(Task to carry out): Below are the records. Gather each line that holds "text".
== Dataset rows ==
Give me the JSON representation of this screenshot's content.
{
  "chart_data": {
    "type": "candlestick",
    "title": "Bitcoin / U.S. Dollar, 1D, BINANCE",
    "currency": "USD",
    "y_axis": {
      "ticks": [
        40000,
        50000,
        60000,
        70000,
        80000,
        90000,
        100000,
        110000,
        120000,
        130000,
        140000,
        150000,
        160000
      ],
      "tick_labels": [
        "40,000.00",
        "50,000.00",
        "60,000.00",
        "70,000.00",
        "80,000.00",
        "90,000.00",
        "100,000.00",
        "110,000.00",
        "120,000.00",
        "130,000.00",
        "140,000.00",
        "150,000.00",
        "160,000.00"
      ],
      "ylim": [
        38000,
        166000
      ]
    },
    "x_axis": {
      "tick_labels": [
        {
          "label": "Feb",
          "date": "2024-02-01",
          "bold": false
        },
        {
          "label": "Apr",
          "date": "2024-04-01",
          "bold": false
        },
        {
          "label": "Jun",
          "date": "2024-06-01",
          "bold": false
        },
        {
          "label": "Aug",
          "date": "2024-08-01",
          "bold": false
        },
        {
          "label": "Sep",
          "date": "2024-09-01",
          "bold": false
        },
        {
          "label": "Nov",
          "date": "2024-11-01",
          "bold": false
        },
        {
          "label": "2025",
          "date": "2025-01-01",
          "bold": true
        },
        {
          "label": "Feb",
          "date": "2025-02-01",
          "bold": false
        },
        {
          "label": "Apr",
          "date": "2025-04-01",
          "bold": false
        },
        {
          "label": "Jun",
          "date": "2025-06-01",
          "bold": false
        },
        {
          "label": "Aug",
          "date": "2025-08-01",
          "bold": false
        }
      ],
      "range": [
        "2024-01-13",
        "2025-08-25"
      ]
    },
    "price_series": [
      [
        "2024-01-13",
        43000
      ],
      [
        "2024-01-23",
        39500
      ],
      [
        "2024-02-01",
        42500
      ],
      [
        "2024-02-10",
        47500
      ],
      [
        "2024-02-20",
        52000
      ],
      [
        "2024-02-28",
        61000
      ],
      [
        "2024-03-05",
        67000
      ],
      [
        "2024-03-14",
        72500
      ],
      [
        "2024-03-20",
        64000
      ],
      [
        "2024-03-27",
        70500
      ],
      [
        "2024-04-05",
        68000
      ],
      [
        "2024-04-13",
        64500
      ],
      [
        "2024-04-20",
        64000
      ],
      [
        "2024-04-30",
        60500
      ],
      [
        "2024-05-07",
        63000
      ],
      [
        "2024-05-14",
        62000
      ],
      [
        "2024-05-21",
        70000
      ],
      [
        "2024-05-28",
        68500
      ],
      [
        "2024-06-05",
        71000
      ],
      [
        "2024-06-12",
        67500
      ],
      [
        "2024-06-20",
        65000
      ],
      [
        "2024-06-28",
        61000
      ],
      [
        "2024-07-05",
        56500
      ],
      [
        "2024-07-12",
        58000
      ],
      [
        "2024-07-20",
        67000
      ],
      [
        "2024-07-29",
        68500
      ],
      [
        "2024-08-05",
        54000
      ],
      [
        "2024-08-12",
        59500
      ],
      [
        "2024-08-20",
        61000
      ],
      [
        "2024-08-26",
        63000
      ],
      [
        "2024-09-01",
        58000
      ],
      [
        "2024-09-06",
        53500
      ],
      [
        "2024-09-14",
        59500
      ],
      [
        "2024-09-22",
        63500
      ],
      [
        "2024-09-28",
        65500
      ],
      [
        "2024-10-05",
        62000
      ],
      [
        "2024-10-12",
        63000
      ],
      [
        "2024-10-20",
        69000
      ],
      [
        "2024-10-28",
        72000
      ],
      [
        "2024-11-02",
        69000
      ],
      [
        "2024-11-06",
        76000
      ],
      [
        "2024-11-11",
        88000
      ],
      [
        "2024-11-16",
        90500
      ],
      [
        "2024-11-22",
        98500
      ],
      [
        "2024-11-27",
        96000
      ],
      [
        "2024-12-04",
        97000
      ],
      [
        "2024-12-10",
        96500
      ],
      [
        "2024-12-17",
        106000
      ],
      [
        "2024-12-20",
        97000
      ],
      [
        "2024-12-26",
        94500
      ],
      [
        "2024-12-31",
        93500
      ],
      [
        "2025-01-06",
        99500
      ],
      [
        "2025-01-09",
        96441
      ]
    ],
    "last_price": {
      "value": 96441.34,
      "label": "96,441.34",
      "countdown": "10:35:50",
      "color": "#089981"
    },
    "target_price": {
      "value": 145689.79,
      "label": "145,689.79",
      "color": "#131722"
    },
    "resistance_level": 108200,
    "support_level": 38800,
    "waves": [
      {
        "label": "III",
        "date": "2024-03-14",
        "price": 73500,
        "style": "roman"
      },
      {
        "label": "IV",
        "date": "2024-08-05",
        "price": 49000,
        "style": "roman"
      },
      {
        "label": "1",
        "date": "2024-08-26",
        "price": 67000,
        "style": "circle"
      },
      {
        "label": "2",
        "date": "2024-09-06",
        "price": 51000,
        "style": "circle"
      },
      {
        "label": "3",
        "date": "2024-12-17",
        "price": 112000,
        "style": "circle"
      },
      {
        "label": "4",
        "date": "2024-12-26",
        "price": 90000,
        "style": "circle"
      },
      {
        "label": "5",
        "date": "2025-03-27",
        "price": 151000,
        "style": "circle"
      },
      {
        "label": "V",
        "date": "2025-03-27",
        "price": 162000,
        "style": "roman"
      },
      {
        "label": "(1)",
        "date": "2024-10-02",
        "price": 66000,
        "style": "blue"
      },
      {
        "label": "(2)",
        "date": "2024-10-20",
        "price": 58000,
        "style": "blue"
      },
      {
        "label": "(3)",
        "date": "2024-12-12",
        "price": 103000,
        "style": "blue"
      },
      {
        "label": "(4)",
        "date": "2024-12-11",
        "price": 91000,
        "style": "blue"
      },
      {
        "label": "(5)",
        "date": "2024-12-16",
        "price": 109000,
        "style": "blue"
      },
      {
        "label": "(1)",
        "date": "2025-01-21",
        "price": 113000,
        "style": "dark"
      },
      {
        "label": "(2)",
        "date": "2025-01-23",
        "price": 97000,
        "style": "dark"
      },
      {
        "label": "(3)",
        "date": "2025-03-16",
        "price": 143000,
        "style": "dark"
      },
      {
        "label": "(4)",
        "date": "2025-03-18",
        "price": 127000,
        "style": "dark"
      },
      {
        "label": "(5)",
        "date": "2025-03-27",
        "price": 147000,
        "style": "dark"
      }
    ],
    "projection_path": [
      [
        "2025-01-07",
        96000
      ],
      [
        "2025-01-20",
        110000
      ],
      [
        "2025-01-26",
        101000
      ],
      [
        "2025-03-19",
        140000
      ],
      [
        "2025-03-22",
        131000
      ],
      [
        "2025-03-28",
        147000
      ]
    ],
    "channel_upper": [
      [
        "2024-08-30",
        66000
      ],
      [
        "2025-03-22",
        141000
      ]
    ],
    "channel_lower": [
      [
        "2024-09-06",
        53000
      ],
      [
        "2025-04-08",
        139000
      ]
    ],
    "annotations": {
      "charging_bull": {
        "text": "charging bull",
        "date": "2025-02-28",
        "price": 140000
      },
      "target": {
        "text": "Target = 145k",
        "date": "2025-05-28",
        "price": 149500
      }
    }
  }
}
===
(Answer):
        "text": "charging bull",
        "text": "Target = 145k",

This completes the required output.